▶ [Work required] Make an exact copy of all the entries, with the pictures left out.
%%
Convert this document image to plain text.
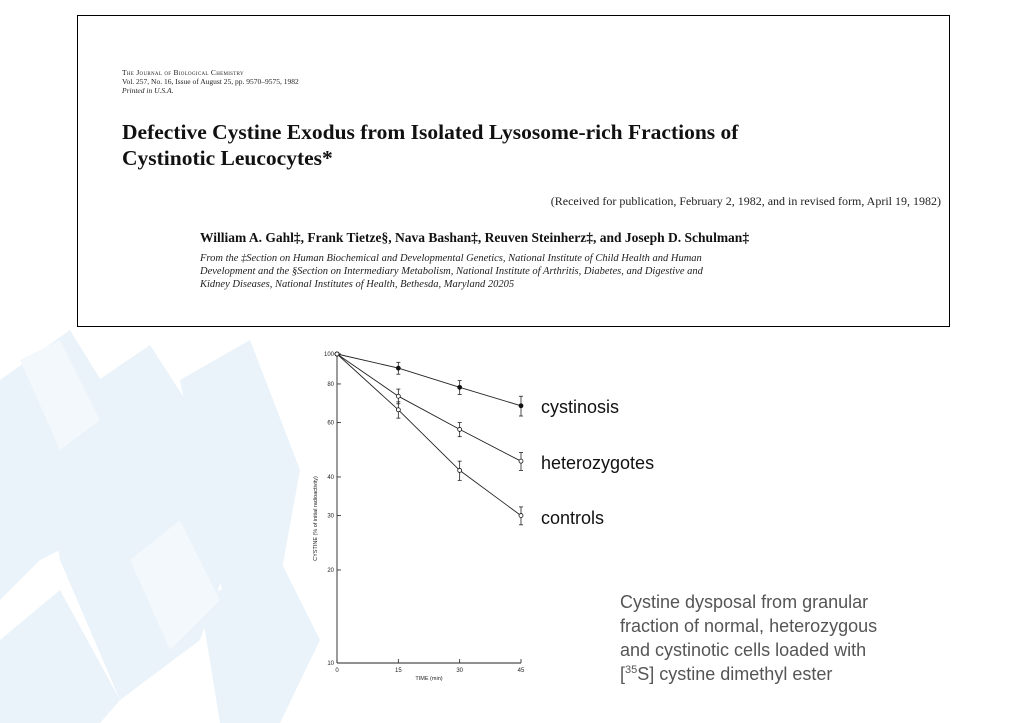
The Journal of Biological Chemistry
Vol. 257, No. 16, Issue of August 25, pp. 9570–9575, 1982
Printed in U.S.A.
Defective Cystine Exodus from Isolated Lysosome-rich Fractions of
Cystinotic Leucocytes*
(Received for publication, February 2, 1982, and in revised form, April 19, 1982)
William A. Gahl‡, Frank Tietze§, Nava Bashan‡, Reuven Steinherz‡, and Joseph D. Schulman‡
From the ‡Section on Human Biochemical and Developmental Genetics, National Institute of Child Health and Human
Development and the §Section on Intermediary Metabolism, National Institute of Arthritis, Diabetes, and Digestive and
Kidney Diseases, National Institutes of Health, Bethesda, Maryland 20205
10
20
30
40
60
80
100
0	15	30	45
TIME (min)
CYSTINE (% of initial radioactivity)
cystinosis
heterozygotes
controls
Cystine dysposal from granular
fraction of normal, heterozygous
and cystinotic cells loaded with
[$^{35}$S] cystine dimethyl ester
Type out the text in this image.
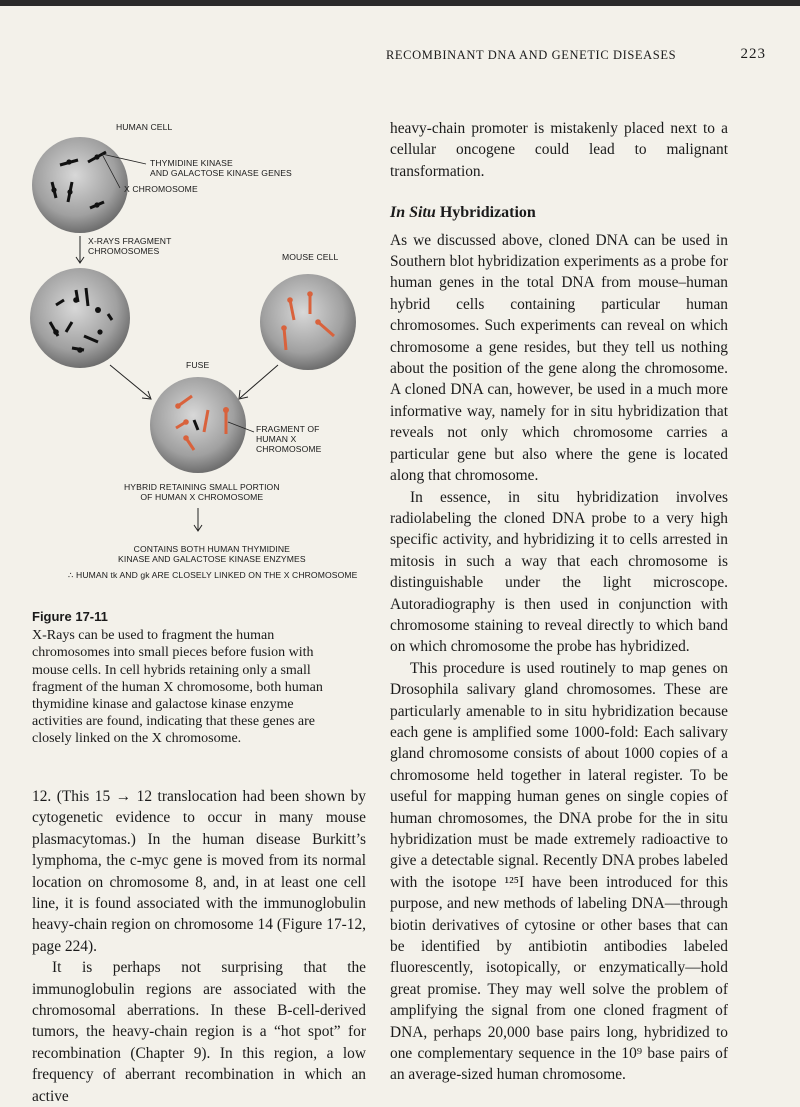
RECOMBINANT DNA AND GENETIC DISEASES	223
HUMAN CELL
THYMIDINE KINASE
AND GALACTOSE KINASE GENES
X CHROMOSOME
X-RAYS FRAGMENT
CHROMOSOMES
MOUSE CELL
FUSE
FRAGMENT OF
HUMAN X
CHROMOSOME
HYBRID RETAINING SMALL PORTION
OF HUMAN X CHROMOSOME
CONTAINS BOTH HUMAN THYMIDINE
KINASE AND GALACTOSE KINASE ENZYMES
∴ HUMAN tk AND gk ARE CLOSELY LINKED ON THE X CHROMOSOME
Figure 17-11
X-Rays can be used to fragment the human chromosomes into small pieces before fusion with mouse cells. In cell hybrids retaining only a small fragment of the human X chromosome, both human thymidine kinase and galactose kinase enzyme activities are found, indicating that these genes are closely linked on the X chromosome.

12. (This 15 → 12 translocation had been shown by cytogenetic evidence to occur in many mouse plasmacytomas.) In the human disease Burkitt’s lymphoma, the c-myc gene is moved from its normal location on chromosome 8, and, in at least one cell line, it is found associated with the immunoglobulin heavy-chain region on chromosome 14 (Figure 17-12, page 224).

It is perhaps not surprising that the immunoglobulin regions are associated with the chromosomal aberrations. In these B-cell-derived tumors, the heavy-chain region is a “hot spot” for recombination (Chapter 9). In this region, a low frequency of aberrant recombination in which an active

heavy-chain promoter is mistakenly placed next to a cellular oncogene could lead to malignant transformation.

In Situ Hybridization

As we discussed above, cloned DNA can be used in Southern blot hybridization experiments as a probe for human genes in the total DNA from mouse–human hybrid cells containing particular human chromosomes. Such experiments can reveal on which chromosome a gene resides, but they tell us nothing about the position of the gene along the chromosome. A cloned DNA can, however, be used in a much more informative way, namely for in situ hybridization that reveals not only which chromosome carries a particular gene but also where the gene is located along that chromosome.

In essence, in situ hybridization involves radiolabeling the cloned DNA probe to a very high specific activity, and hybridizing it to cells arrested in mitosis in such a way that each chromosome is distinguishable under the light microscope. Autoradiography is then used in conjunction with chromosome staining to reveal directly to which band on which chromosome the probe has hybridized.

This procedure is used routinely to map genes on Drosophila salivary gland chromosomes. These are particularly amenable to in situ hybridization because each gene is amplified some 1000-fold: Each salivary gland chromosome consists of about 1000 copies of a chromosome held together in lateral register. To be useful for mapping human genes on single copies of human chromosomes, the DNA probe for the in situ hybridization must be made extremely radioactive to give a detectable signal. Recently DNA probes labeled with the isotope ¹²⁵I have been introduced for this purpose, and new methods of labeling DNA—through biotin derivatives of cytosine or other bases that can be identified by antibiotin antibodies labeled fluorescently, isotopically, or enzymatically—hold great promise. They may well solve the problem of amplifying the signal from one cloned fragment of DNA, perhaps 20,000 base pairs long, hybridized to one complementary sequence in the 10⁹ base pairs of an average-sized human chromosome.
%%
▶ [Written reply]
Convert this document image to plain text.
The Journal of Biological Chemistry
Vol. 257, No. 16, Issue of August 25, pp. 9570–9575, 1982
Printed in U.S.A.
Defective Cystine Exodus from Isolated Lysosome-rich Fractions of
Cystinotic Leucocytes*
(Received for publication, February 2, 1982, and in revised form, April 19, 1982)
William A. Gahl‡, Frank Tietze§, Nava Bashan‡, Reuven Steinherz‡, and Joseph D. Schulman‡
From the ‡Section on Human Biochemical and Developmental Genetics, National Institute of Child Health and Human
Development and the §Section on Intermediary Metabolism, National Institute of Arthritis, Diabetes, and Digestive and
Kidney Diseases, National Institutes of Health, Bethesda, Maryland 20205
10
20
30
40
60
80
100
0	15	30	45
TIME (min)
CYSTINE (% of initial radioactivity)
cystinosis
heterozygotes
controls
Cystine dysposal from granular
fraction of normal, heterozygous
and cystinotic cells loaded with
[$^{35}$S] cystine dimethyl ester
Type out the text in this image.
RECOMBINANT DNA AND GENETIC DISEASES	223
HUMAN CELL
THYMIDINE KINASE
AND GALACTOSE KINASE GENES
X CHROMOSOME
X-RAYS FRAGMENT
CHROMOSOMES
MOUSE CELL
FUSE
FRAGMENT OF
HUMAN X
CHROMOSOME
HYBRID RETAINING SMALL PORTION
OF HUMAN X CHROMOSOME
CONTAINS BOTH HUMAN THYMIDINE
KINASE AND GALACTOSE KINASE ENZYMES
∴ HUMAN tk AND gk ARE CLOSELY LINKED ON THE X CHROMOSOME
Figure 17-11
X-Rays can be used to fragment the human chromosomes into small pieces before fusion with mouse cells. In cell hybrids retaining only a small fragment of the human X chromosome, both human thymidine kinase and galactose kinase enzyme activities are found, indicating that these genes are closely linked on the X chromosome.

12. (This 15 → 12 translocation had been shown by cytogenetic evidence to occur in many mouse plasmacytomas.) In the human disease Burkitt’s lymphoma, the c-myc gene is moved from its normal location on chromosome 8, and, in at least one cell line, it is found associated with the immunoglobulin heavy-chain region on chromosome 14 (Figure 17-12, page 224).

It is perhaps not surprising that the immunoglobulin regions are associated with the chromosomal aberrations. In these B-cell-derived tumors, the heavy-chain region is a “hot spot” for recombination (Chapter 9). In this region, a low frequency of aberrant recombination in which an active

heavy-chain promoter is mistakenly placed next to a cellular oncogene could lead to malignant transformation.

In Situ Hybridization

As we discussed above, cloned DNA can be used in Southern blot hybridization experiments as a probe for human genes in the total DNA from mouse–human hybrid cells containing particular human chromosomes. Such experiments can reveal on which chromosome a gene resides, but they tell us nothing about the position of the gene along the chromosome. A cloned DNA can, however, be used in a much more informative way, namely for in situ hybridization that reveals not only which chromosome carries a particular gene but also where the gene is located along that chromosome.

In essence, in situ hybridization involves radiolabeling the cloned DNA probe to a very high specific activity, and hybridizing it to cells arrested in mitosis in such a way that each chromosome is distinguishable under the light microscope. Autoradiography is then used in conjunction with chromosome staining to reveal directly to which band on which chromosome the probe has hybridized.

This procedure is used routinely to map genes on Drosophila salivary gland chromosomes. These are particularly amenable to in situ hybridization because each gene is amplified some 1000-fold: Each salivary gland chromosome consists of about 1000 copies of a chromosome held together in lateral register. To be useful for mapping human genes on single copies of human chromosomes, the DNA probe for the in situ hybridization must be made extremely radioactive to give a detectable signal. Recently DNA probes labeled with the isotope ¹²⁵I have been introduced for this purpose, and new methods of labeling DNA—through biotin derivatives of cytosine or other bases that can be identified by antibiotin antibodies labeled fluorescently, isotopically, or enzymatically—hold great promise. They may well solve the problem of amplifying the signal from one cloned fragment of DNA, perhaps 20,000 base pairs long, hybridized to one complementary sequence in the 10⁹ base pairs of an average-sized human chromosome.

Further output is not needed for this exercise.